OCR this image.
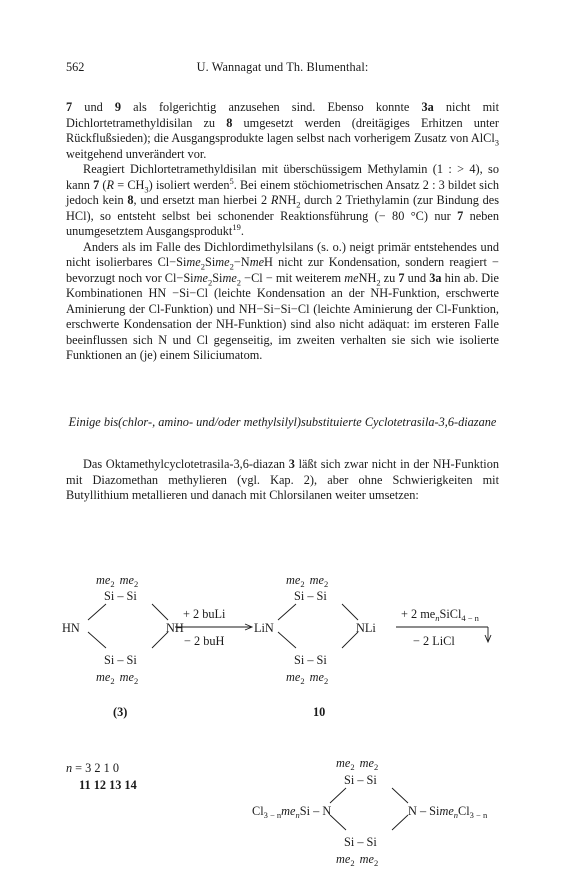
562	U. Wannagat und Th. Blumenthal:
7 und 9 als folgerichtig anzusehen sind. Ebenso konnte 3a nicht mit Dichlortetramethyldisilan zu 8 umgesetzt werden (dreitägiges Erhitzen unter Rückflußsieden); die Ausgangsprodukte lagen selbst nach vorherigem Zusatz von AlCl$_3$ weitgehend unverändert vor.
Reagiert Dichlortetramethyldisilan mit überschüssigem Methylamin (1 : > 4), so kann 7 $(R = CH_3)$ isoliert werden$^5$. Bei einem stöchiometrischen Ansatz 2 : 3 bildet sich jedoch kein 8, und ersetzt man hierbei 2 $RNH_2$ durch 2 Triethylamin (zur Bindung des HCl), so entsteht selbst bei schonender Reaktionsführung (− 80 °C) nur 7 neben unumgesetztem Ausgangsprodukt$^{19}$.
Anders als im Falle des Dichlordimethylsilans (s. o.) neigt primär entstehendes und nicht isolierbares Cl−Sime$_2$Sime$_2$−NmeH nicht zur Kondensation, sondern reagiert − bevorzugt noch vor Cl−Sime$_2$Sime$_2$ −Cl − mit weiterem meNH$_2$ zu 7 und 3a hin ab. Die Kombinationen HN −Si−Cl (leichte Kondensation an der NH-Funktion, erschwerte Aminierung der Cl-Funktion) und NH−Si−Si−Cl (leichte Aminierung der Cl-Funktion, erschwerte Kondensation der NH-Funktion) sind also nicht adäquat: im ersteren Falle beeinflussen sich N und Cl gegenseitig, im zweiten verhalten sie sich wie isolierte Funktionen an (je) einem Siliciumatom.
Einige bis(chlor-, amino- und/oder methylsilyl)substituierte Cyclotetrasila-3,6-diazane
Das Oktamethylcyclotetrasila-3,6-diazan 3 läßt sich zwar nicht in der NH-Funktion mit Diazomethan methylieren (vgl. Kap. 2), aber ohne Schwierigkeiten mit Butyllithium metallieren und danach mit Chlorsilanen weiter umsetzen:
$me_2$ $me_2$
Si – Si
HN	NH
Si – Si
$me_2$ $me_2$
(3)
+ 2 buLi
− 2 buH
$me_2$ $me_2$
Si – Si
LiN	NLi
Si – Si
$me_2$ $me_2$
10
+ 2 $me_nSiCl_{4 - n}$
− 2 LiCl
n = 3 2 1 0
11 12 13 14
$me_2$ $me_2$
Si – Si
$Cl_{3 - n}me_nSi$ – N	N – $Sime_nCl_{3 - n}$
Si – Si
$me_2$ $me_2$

━━━━

▶ [WRITTEN EXERCISE]: Quote the entries in full. Any image among them is to be omitted from the copy.

▶ [SOLUTION TO THIS EXERCISE]:
OCR this image.
562	U. Wannagat und Th. Blumenthal:
7 und 9 als folgerichtig anzusehen sind. Ebenso konnte 3a nicht mit Dichlortetramethyldisilan zu 8 umgesetzt werden (dreitägiges Erhitzen unter Rückflußsieden); die Ausgangsprodukte lagen selbst nach vorherigem Zusatz von AlCl$_3$ weitgehend unverändert vor.
Reagiert Dichlortetramethyldisilan mit überschüssigem Methylamin (1 : > 4), so kann 7 $(R = CH_3)$ isoliert werden$^5$. Bei einem stöchiometrischen Ansatz 2 : 3 bildet sich jedoch kein 8, und ersetzt man hierbei 2 $RNH_2$ durch 2 Triethylamin (zur Bindung des HCl), so entsteht selbst bei schonender Reaktionsführung (− 80 °C) nur 7 neben unumgesetztem Ausgangsprodukt$^{19}$.
Anders als im Falle des Dichlordimethylsilans (s. o.) neigt primär entstehendes und nicht isolierbares Cl−Sime$_2$Sime$_2$−NmeH nicht zur Kondensation, sondern reagiert − bevorzugt noch vor Cl−Sime$_2$Sime$_2$ −Cl − mit weiterem meNH$_2$ zu 7 und 3a hin ab. Die Kombinationen HN −Si−Cl (leichte Kondensation an der NH-Funktion, erschwerte Aminierung der Cl-Funktion) und NH−Si−Si−Cl (leichte Aminierung der Cl-Funktion, erschwerte Kondensation der NH-Funktion) sind also nicht adäquat: im ersteren Falle beeinflussen sich N und Cl gegenseitig, im zweiten verhalten sie sich wie isolierte Funktionen an (je) einem Siliciumatom.
Einige bis(chlor-, amino- und/oder methylsilyl)substituierte Cyclotetrasila-3,6-diazane
Das Oktamethylcyclotetrasila-3,6-diazan 3 läßt sich zwar nicht in der NH-Funktion mit Diazomethan methylieren (vgl. Kap. 2), aber ohne Schwierigkeiten mit Butyllithium metallieren und danach mit Chlorsilanen weiter umsetzen:
$me_2$ $me_2$
Si – Si
HN	NH
Si – Si
$me_2$ $me_2$
(3)
+ 2 buLi
− 2 buH
$me_2$ $me_2$
Si – Si
LiN	NLi
Si – Si
$me_2$ $me_2$
10
+ 2 $me_nSiCl_{4 - n}$
− 2 LiCl
n = 3 2 1 0
11 12 13 14
$me_2$ $me_2$
Si – Si
$Cl_{3 - n}me_nSi$ – N	N – $Sime_nCl_{3 - n}$
Si – Si
$me_2$ $me_2$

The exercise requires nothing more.